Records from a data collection
>> Start

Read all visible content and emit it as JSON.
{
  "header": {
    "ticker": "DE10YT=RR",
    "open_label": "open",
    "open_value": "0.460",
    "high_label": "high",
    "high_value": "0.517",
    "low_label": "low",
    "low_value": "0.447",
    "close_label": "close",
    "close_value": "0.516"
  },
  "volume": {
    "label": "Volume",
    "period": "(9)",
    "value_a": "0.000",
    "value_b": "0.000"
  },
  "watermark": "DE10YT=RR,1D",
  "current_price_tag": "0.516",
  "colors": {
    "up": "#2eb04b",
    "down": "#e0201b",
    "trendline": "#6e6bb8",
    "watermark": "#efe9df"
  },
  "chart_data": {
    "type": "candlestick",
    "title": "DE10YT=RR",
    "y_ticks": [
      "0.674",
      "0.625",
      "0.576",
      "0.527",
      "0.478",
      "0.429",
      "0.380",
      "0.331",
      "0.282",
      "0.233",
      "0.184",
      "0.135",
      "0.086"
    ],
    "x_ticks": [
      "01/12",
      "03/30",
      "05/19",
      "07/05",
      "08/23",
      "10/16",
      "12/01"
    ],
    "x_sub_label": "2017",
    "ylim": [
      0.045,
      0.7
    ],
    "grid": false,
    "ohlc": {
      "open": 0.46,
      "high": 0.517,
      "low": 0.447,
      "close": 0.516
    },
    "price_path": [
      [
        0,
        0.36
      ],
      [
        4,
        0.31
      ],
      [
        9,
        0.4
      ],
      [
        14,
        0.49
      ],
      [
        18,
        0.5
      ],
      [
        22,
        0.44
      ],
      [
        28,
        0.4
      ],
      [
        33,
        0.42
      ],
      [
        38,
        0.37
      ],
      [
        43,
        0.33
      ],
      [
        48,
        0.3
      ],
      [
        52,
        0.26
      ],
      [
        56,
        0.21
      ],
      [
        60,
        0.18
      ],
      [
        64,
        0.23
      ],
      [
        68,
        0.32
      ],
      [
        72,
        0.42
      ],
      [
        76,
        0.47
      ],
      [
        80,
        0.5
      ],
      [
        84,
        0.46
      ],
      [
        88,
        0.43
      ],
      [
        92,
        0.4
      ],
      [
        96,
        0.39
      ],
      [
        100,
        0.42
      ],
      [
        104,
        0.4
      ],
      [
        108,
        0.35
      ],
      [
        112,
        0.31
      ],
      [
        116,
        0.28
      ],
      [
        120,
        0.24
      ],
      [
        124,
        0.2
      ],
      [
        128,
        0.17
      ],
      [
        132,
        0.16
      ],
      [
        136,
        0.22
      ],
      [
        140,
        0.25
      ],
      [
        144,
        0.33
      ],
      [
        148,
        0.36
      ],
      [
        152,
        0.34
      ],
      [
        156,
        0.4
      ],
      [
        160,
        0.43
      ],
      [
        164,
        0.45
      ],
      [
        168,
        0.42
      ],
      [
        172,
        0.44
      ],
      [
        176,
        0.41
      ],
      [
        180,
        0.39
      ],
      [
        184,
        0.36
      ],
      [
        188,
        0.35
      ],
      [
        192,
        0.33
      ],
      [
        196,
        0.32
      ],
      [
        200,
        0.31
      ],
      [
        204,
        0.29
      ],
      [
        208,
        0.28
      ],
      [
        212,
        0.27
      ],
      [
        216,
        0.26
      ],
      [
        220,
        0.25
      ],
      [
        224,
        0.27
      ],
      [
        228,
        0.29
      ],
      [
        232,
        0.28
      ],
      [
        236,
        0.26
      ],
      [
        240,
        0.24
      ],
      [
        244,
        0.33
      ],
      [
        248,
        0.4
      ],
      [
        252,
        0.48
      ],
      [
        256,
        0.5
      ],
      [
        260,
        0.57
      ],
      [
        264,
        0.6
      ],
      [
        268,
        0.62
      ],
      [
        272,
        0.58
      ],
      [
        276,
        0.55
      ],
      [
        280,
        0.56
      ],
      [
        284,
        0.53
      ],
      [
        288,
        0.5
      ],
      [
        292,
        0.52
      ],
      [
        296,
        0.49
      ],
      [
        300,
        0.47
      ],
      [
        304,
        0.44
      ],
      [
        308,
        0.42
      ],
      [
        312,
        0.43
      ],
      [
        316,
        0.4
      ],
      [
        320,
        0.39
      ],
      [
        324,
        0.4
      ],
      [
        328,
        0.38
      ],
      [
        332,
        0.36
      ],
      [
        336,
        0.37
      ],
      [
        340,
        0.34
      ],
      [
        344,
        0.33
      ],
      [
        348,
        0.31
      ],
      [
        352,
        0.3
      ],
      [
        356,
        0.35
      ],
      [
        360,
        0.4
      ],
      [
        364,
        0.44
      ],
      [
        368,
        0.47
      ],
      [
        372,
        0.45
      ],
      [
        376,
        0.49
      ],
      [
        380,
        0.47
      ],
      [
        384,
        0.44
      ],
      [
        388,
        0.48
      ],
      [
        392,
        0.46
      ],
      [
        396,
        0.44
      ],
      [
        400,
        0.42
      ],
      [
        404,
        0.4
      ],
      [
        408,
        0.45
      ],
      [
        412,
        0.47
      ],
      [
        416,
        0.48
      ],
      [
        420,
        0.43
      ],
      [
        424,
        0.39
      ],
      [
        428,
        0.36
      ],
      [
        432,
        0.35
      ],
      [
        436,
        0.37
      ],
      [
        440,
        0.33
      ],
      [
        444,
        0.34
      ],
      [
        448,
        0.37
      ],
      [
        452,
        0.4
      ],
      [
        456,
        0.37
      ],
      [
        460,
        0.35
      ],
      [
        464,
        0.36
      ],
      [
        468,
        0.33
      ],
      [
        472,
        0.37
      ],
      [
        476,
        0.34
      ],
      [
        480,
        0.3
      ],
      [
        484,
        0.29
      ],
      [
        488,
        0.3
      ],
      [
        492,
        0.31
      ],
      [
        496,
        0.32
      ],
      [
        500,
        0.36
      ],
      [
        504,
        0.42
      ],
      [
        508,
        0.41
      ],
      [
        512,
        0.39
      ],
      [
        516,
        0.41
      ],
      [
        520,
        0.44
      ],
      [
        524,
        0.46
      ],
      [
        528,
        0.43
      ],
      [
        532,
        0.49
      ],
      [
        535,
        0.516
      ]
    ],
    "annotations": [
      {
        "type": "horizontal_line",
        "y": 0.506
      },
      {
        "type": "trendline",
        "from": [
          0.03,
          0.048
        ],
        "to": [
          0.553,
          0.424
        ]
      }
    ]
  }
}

>> End

**WRITTEN INSTRUCTION**
Go through the listing above and list every line that has the word "type".

**ANSWER TO THIS TASK**
    "type": "candlestick",
        "type": "horizontal_line",
        "type": "trendline",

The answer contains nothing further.